■ Provided records ■
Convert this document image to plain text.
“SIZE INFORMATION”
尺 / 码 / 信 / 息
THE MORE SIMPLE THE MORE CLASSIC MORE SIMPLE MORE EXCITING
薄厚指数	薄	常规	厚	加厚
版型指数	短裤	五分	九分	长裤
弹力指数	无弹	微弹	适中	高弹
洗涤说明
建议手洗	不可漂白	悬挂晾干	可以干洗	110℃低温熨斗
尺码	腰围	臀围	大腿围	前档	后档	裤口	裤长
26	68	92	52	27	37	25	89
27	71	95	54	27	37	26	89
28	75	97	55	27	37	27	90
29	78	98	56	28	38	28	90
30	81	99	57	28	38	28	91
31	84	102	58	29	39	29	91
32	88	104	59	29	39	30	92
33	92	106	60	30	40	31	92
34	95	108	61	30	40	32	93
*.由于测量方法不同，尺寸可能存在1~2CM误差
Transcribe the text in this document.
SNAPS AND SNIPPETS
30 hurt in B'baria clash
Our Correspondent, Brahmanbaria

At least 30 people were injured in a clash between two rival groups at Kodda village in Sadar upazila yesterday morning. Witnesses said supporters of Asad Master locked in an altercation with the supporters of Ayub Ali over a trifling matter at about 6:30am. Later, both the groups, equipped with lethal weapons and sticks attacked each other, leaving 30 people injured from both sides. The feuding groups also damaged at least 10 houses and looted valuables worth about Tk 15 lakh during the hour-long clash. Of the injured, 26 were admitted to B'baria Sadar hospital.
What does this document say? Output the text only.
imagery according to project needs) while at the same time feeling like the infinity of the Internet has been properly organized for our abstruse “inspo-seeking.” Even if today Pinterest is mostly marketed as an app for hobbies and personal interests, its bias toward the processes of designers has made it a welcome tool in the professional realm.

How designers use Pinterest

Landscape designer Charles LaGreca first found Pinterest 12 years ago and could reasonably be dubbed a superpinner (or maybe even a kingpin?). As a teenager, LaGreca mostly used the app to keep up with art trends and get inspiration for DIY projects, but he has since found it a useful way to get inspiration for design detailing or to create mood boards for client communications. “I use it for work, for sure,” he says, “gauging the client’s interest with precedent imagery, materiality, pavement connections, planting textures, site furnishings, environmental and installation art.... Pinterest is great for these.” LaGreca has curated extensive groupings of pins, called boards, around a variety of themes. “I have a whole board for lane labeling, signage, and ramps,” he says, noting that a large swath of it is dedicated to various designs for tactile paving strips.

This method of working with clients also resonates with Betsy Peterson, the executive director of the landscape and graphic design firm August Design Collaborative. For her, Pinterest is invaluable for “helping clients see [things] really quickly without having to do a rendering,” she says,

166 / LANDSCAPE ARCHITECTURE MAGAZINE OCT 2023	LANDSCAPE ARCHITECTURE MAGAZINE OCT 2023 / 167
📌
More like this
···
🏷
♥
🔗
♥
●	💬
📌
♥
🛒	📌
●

--

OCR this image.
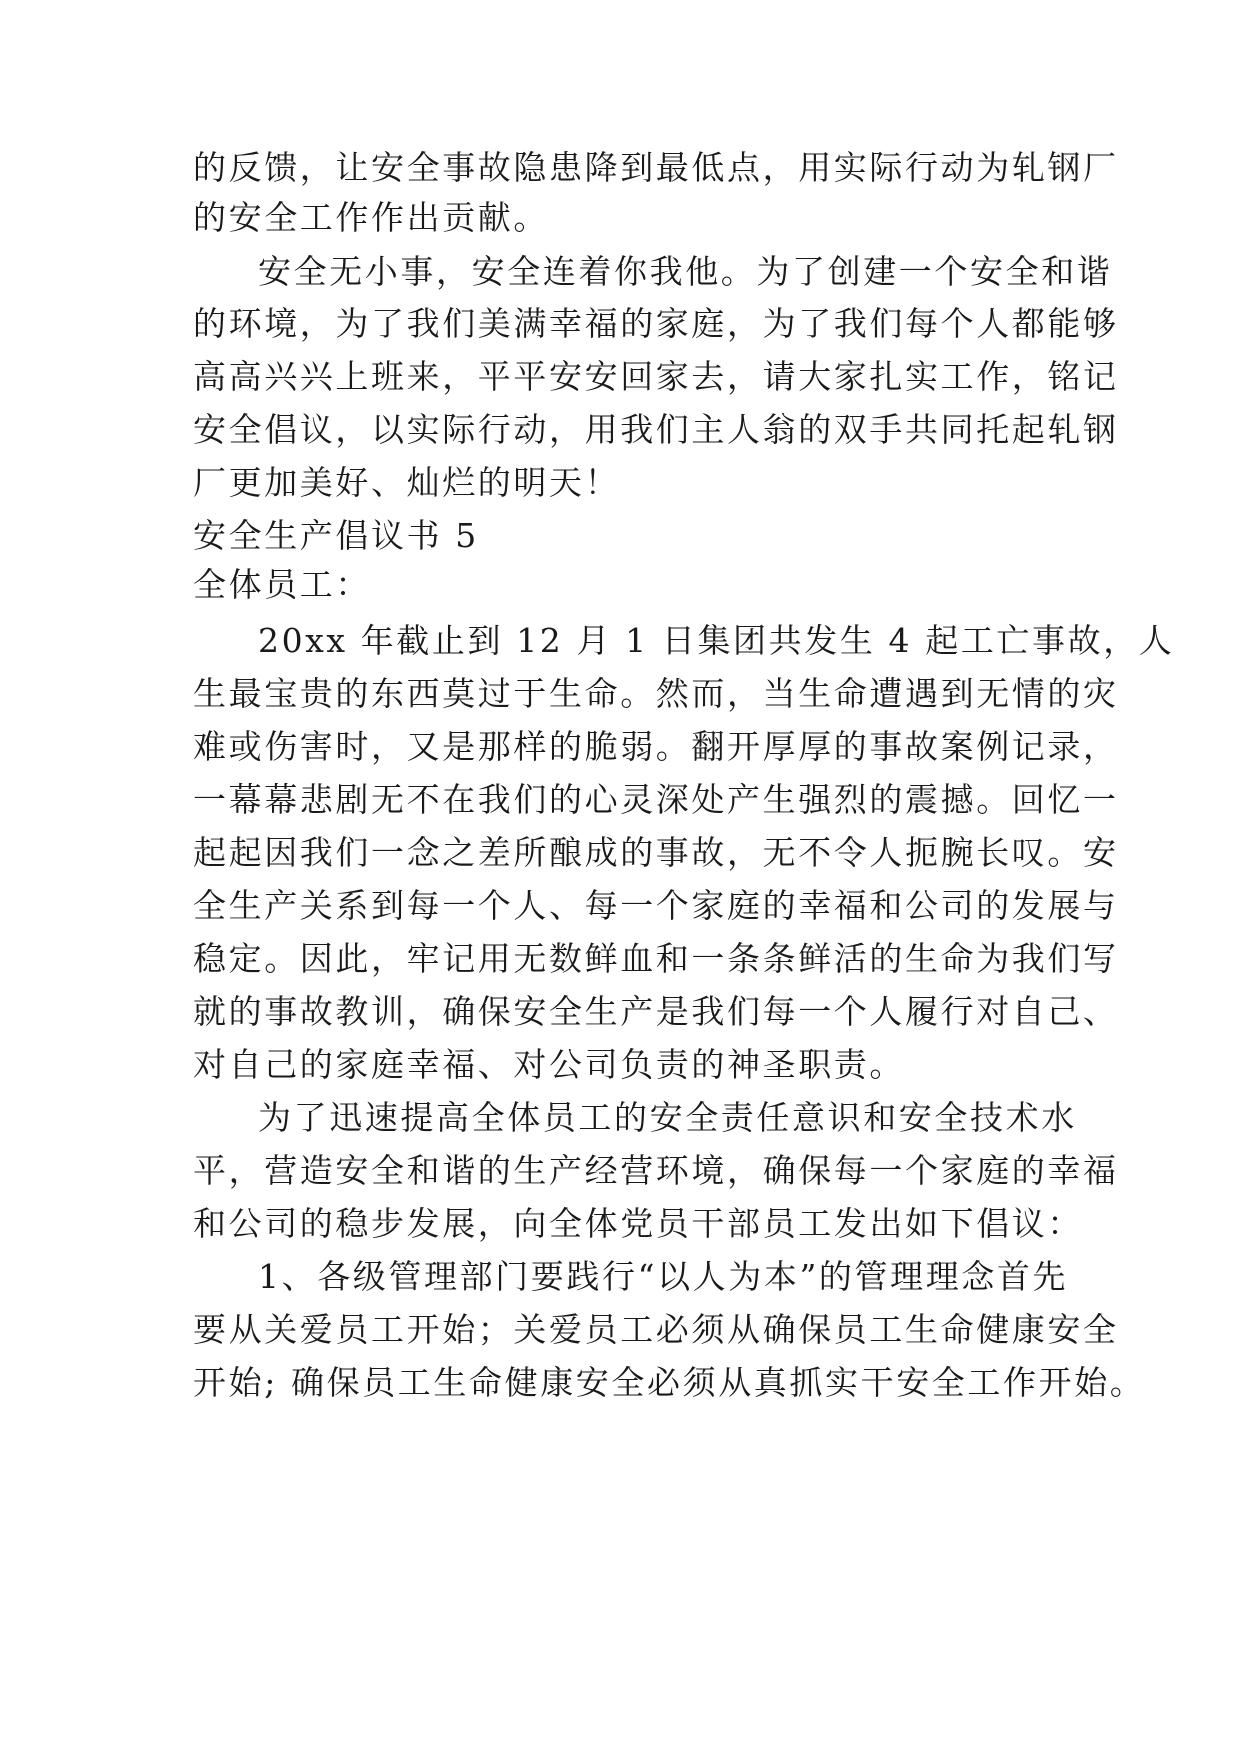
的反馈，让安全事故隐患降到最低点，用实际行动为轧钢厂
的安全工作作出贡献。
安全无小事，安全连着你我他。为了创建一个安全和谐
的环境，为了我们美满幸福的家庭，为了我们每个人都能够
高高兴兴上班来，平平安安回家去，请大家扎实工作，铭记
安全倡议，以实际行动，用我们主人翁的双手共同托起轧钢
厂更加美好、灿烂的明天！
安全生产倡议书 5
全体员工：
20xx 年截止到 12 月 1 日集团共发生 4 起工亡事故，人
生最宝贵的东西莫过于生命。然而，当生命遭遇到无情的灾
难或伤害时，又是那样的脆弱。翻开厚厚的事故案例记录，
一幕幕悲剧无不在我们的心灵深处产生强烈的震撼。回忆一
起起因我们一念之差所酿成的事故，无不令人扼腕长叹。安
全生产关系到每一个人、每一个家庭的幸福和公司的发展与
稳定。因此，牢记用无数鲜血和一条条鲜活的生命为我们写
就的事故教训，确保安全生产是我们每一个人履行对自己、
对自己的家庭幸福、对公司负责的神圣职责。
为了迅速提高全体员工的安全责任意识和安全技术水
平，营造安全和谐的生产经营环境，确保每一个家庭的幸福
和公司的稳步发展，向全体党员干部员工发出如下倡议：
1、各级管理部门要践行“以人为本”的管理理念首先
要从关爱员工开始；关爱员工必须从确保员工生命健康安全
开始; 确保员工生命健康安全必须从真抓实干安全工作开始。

--

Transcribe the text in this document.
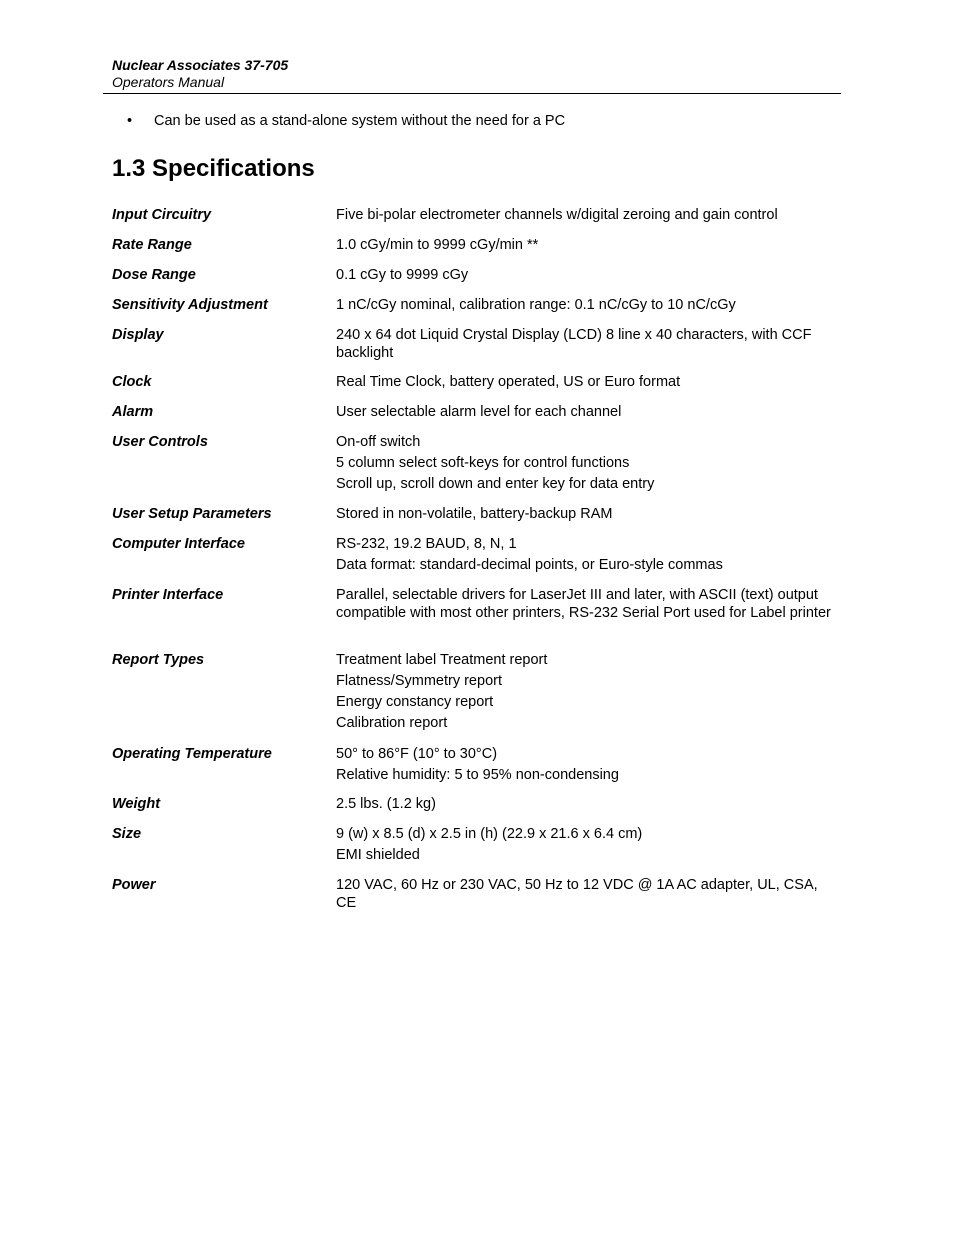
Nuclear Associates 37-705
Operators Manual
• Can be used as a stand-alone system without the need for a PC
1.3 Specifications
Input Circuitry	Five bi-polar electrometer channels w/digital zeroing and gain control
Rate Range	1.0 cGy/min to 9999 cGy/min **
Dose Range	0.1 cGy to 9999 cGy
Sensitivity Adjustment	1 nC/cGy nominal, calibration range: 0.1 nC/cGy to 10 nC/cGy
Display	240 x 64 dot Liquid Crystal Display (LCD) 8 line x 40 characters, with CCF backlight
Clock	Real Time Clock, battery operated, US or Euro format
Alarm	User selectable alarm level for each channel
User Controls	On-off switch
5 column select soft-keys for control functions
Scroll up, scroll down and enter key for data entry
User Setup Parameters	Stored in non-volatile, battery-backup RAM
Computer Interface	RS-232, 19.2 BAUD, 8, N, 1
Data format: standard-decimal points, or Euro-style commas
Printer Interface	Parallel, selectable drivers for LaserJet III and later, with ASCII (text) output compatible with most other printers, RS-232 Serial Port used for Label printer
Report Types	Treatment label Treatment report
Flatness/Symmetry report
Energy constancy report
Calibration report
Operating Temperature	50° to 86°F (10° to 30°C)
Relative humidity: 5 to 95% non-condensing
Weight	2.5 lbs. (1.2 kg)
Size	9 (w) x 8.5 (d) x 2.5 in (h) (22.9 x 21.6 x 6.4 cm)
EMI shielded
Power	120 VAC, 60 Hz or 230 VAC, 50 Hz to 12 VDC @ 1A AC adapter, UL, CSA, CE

■ Requirements ■
Of the lines in the data, how many contain the word "User"? Provide the number and nothing further.

■ Solution to this problem ■
3